Set task: Repeat the records in full and exactly, omitting pictures.

Source material:
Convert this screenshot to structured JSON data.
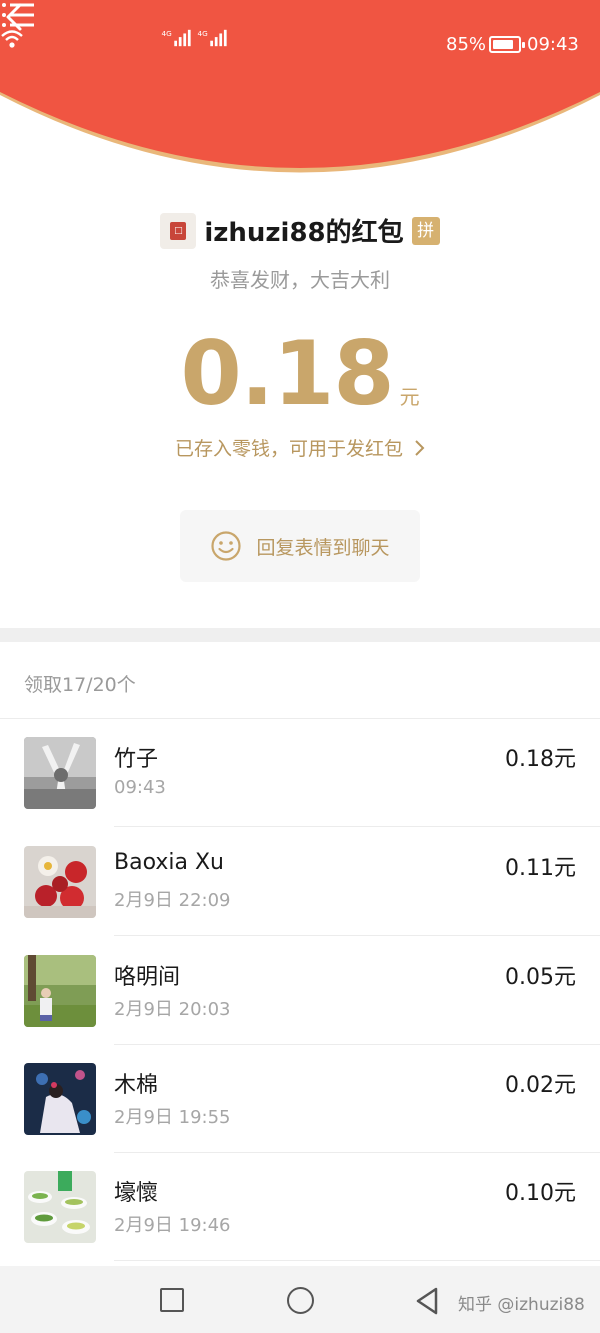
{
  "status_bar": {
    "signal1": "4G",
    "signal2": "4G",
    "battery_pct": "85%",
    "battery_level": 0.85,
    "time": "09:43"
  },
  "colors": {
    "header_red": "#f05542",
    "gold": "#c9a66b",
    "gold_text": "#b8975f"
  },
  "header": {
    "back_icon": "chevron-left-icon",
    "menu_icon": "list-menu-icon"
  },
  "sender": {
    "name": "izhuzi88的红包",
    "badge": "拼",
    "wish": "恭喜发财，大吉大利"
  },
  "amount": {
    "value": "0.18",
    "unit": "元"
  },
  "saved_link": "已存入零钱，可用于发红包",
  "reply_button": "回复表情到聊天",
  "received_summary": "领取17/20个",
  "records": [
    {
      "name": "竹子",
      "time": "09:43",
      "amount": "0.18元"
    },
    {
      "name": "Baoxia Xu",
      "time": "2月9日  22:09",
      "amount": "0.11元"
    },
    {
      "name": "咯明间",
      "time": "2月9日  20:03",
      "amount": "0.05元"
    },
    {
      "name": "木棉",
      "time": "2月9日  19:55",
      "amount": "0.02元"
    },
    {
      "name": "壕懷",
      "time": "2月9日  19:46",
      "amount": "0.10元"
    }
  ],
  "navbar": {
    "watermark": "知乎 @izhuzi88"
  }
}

Solved problem:
Convert this screenshot to structured JSON data.
{
  "status_bar": {
    "signal1": "4G",
    "signal2": "4G",
    "battery_pct": "85%",
    "battery_level": 0.85,
    "time": "09:43"
  },
  "colors": {
    "header_red": "#f05542",
    "gold": "#c9a66b",
    "gold_text": "#b8975f"
  },
  "header": {
    "back_icon": "chevron-left-icon",
    "menu_icon": "list-menu-icon"
  },
  "sender": {
    "name": "izhuzi88的红包",
    "badge": "拼",
    "wish": "恭喜发财，大吉大利"
  },
  "amount": {
    "value": "0.18",
    "unit": "元"
  },
  "saved_link": "已存入零钱，可用于发红包",
  "reply_button": "回复表情到聊天",
  "received_summary": "领取17/20个",
  "records": [
    {
      "name": "竹子",
      "time": "09:43",
      "amount": "0.18元"
    },
    {
      "name": "Baoxia Xu",
      "time": "2月9日  22:09",
      "amount": "0.11元"
    },
    {
      "name": "咯明间",
      "time": "2月9日  20:03",
      "amount": "0.05元"
    },
    {
      "name": "木棉",
      "time": "2月9日  19:55",
      "amount": "0.02元"
    },
    {
      "name": "壕懷",
      "time": "2月9日  19:46",
      "amount": "0.10元"
    }
  ],
  "navbar": {
    "watermark": "知乎 @izhuzi88"
  }
}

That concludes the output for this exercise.